**EXERCISE DESCRIPTION**
Check the listing below line by line and report how many lines hold "name", with no other words.

**DATA SECTION**

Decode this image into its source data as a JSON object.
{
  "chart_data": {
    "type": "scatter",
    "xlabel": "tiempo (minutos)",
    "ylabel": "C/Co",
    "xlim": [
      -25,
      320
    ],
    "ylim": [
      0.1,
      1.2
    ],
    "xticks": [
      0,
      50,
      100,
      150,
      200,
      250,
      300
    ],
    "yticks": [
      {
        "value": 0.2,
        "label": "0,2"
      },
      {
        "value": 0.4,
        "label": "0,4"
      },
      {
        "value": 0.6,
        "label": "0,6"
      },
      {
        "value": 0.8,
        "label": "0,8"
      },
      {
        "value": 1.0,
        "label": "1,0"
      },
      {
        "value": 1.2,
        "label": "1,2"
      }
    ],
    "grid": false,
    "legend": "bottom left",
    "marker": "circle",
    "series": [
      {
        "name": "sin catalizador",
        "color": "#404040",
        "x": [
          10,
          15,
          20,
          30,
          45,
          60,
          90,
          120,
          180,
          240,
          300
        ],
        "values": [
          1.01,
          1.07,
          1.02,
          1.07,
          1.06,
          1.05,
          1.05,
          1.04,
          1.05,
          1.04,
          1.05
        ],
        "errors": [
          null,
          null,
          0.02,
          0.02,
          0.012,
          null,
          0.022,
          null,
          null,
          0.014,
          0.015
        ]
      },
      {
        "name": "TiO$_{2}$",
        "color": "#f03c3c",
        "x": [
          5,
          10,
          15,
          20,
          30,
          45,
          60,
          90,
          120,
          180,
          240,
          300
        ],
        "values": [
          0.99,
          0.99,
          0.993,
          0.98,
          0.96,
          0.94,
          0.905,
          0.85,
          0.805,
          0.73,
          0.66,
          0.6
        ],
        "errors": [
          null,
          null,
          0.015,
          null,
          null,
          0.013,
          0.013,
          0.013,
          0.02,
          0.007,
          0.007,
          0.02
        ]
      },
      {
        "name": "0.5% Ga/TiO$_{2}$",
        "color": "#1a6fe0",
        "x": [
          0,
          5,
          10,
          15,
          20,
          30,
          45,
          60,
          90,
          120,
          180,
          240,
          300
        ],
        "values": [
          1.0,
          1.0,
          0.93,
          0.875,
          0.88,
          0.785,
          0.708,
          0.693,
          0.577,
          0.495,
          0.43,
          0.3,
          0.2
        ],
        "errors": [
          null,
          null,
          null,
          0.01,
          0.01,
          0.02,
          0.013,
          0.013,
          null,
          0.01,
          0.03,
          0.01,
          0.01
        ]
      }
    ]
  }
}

**ANSWER TO THE EXERCISE**
3